### Set problem
Read the records below. Copy each line where the string "month" occurs.

### Stored data

• • • •

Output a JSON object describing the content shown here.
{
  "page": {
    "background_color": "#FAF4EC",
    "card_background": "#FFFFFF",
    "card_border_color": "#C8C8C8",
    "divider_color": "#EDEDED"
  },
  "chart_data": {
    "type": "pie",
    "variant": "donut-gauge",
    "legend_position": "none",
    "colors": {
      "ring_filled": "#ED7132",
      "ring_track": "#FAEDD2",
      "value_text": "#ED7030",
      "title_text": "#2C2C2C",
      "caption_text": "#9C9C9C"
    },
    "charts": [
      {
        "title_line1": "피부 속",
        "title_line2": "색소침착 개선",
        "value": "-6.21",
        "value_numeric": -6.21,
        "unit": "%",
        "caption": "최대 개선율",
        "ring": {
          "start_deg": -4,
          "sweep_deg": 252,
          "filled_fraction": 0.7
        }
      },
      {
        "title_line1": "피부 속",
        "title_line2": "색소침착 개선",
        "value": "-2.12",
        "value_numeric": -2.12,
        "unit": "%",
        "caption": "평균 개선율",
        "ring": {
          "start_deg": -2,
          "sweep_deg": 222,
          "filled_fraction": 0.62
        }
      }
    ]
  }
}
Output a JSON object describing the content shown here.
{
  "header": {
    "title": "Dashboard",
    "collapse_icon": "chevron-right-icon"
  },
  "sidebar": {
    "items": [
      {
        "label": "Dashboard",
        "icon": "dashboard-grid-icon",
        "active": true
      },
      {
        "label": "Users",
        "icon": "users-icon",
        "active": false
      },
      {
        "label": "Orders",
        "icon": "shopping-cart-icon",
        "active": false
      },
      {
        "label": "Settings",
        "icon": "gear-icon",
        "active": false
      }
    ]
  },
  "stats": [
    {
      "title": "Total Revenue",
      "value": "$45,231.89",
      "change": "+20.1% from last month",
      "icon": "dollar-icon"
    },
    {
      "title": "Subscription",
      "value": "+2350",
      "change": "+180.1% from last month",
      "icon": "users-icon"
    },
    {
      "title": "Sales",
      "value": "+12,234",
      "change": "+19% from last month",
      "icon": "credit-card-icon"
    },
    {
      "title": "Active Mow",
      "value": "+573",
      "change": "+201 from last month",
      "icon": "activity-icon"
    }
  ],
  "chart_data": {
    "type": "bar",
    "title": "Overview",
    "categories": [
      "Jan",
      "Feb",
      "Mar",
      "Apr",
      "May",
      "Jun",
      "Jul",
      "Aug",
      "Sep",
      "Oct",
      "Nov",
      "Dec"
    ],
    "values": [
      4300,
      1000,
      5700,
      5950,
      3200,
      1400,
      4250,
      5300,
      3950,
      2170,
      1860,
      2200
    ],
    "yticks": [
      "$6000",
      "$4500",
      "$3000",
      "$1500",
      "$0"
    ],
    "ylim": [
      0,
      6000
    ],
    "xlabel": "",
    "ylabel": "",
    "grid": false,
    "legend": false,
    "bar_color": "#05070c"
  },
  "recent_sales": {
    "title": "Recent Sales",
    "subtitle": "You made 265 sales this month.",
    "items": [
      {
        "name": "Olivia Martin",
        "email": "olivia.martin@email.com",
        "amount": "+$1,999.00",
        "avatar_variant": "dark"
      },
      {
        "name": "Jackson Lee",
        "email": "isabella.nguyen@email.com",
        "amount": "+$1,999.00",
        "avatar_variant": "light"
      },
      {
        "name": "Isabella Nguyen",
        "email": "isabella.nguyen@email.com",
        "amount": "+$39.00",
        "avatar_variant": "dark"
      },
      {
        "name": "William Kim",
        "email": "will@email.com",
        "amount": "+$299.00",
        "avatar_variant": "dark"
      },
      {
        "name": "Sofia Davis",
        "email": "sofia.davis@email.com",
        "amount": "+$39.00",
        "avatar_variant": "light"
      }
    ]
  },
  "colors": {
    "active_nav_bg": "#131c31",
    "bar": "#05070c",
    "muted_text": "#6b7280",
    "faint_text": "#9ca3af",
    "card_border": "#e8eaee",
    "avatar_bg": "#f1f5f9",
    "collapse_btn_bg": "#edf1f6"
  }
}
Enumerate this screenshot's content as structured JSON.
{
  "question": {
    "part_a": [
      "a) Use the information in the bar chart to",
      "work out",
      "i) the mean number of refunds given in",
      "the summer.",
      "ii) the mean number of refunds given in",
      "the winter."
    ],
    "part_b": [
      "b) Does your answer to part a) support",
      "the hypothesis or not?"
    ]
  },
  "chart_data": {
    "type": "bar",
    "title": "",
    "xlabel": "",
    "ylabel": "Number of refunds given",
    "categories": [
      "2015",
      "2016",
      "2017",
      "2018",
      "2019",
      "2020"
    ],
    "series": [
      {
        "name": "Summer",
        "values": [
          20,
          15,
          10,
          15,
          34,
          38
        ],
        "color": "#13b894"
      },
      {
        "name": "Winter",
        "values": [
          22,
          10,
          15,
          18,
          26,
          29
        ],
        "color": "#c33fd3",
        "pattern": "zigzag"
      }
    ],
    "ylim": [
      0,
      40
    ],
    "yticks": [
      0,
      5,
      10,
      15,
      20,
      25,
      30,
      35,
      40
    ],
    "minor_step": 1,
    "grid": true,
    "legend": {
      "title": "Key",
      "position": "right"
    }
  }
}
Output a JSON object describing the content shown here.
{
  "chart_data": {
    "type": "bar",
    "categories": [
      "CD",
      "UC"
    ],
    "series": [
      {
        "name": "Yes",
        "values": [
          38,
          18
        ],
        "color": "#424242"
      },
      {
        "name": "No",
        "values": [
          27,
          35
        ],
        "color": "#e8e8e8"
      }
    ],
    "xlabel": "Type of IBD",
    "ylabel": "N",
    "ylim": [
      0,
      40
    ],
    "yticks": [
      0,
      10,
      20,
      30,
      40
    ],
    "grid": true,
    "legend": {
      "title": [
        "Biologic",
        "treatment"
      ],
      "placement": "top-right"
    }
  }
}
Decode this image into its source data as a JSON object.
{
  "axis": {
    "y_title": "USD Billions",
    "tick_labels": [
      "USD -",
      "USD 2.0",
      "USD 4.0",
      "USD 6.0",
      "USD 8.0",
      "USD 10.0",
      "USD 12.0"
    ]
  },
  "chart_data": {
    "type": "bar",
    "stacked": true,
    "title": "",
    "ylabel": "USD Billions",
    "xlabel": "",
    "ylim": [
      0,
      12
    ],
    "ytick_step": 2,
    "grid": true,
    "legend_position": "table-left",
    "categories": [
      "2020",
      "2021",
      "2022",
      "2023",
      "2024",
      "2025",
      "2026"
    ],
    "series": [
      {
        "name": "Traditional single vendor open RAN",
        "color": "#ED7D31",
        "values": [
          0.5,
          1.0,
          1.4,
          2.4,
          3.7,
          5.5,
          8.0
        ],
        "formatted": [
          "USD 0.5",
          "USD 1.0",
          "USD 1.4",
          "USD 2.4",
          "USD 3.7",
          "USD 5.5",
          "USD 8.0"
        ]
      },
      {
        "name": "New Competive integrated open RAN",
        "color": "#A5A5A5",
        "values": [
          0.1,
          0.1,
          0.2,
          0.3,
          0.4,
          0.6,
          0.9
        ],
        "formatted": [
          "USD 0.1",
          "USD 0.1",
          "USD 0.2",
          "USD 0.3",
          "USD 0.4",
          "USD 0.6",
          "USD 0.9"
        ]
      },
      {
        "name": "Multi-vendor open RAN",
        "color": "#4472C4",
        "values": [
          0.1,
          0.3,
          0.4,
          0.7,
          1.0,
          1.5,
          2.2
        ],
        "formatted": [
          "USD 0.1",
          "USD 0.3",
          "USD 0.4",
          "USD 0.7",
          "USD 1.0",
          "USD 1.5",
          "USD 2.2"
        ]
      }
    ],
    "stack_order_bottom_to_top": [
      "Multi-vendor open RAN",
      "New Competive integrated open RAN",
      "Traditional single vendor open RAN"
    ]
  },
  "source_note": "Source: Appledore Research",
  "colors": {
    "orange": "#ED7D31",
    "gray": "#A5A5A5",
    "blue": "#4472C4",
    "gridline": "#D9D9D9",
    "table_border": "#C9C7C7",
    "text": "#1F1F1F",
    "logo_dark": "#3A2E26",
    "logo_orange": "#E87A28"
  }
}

• • • •

### Expected answer
      "change": "+20.1% from last month",
      "change": "+180.1% from last month",
      "change": "+19% from last month",
      "change": "+201 from last month",
    "subtitle": "You made 265 sales this month.",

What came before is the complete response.